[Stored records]
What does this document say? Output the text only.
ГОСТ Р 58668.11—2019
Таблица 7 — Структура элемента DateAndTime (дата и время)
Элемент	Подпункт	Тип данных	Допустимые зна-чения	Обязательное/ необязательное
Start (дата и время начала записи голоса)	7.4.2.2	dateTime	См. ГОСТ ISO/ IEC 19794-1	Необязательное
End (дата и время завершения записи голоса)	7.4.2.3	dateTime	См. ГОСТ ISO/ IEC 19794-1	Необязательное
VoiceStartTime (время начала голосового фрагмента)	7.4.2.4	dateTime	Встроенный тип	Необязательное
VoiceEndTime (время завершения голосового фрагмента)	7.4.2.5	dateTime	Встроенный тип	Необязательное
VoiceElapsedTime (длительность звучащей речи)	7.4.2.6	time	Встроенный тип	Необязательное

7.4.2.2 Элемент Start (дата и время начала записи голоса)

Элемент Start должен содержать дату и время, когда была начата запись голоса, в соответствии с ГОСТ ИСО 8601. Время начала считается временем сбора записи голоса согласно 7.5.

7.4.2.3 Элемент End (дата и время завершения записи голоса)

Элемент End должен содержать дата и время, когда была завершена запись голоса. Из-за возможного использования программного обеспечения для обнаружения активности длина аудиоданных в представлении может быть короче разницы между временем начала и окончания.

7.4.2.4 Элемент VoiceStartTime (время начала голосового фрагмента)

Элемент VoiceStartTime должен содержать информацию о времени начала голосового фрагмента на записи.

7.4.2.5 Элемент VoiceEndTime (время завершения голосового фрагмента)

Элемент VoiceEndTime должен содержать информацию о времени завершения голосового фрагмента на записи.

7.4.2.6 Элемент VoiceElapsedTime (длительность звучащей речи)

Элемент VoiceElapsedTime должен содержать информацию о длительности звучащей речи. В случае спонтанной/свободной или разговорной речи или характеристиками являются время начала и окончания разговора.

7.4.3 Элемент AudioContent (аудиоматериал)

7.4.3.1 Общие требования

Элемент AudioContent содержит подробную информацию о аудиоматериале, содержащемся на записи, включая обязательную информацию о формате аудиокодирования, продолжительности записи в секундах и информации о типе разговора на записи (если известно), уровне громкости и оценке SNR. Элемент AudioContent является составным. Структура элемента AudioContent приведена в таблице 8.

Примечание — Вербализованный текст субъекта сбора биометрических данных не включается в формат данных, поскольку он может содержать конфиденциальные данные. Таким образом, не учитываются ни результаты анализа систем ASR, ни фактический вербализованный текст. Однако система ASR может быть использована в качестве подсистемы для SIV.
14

## Request
Copy the entries above exactly, leaving none out.

## Response to this task
What does this document say? Output the text only.
ГОСТ Р 58668.11—2019
Таблица 7 — Структура элемента DateAndTime (дата и время)
Элемент	Подпункт	Тип данных	Допустимые зна-чения	Обязательное/ необязательное
Start (дата и время начала записи голоса)	7.4.2.2	dateTime	См. ГОСТ ISO/ IEC 19794-1	Необязательное
End (дата и время завершения записи голоса)	7.4.2.3	dateTime	См. ГОСТ ISO/ IEC 19794-1	Необязательное
VoiceStartTime (время начала голосового фрагмента)	7.4.2.4	dateTime	Встроенный тип	Необязательное
VoiceEndTime (время завершения голосового фрагмента)	7.4.2.5	dateTime	Встроенный тип	Необязательное
VoiceElapsedTime (длительность звучащей речи)	7.4.2.6	time	Встроенный тип	Необязательное

7.4.2.2 Элемент Start (дата и время начала записи голоса)

Элемент Start должен содержать дату и время, когда была начата запись голоса, в соответствии с ГОСТ ИСО 8601. Время начала считается временем сбора записи голоса согласно 7.5.

7.4.2.3 Элемент End (дата и время завершения записи голоса)

Элемент End должен содержать дата и время, когда была завершена запись голоса. Из-за возможного использования программного обеспечения для обнаружения активности длина аудиоданных в представлении может быть короче разницы между временем начала и окончания.

7.4.2.4 Элемент VoiceStartTime (время начала голосового фрагмента)

Элемент VoiceStartTime должен содержать информацию о времени начала голосового фрагмента на записи.

7.4.2.5 Элемент VoiceEndTime (время завершения голосового фрагмента)

Элемент VoiceEndTime должен содержать информацию о времени завершения голосового фрагмента на записи.

7.4.2.6 Элемент VoiceElapsedTime (длительность звучащей речи)

Элемент VoiceElapsedTime должен содержать информацию о длительности звучащей речи. В случае спонтанной/свободной или разговорной речи или характеристиками являются время начала и окончания разговора.

7.4.3 Элемент AudioContent (аудиоматериал)

7.4.3.1 Общие требования

Элемент AudioContent содержит подробную информацию о аудиоматериале, содержащемся на записи, включая обязательную информацию о формате аудиокодирования, продолжительности записи в секундах и информации о типе разговора на записи (если известно), уровне громкости и оценке SNR. Элемент AudioContent является составным. Структура элемента AudioContent приведена в таблице 8.

Примечание — Вербализованный текст субъекта сбора биометрических данных не включается в формат данных, поскольку он может содержать конфиденциальные данные. Таким образом, не учитываются ни результаты анализа систем ASR, ни фактический вербализованный текст. Однако система ASR может быть использована в качестве подсистемы для SIV.
14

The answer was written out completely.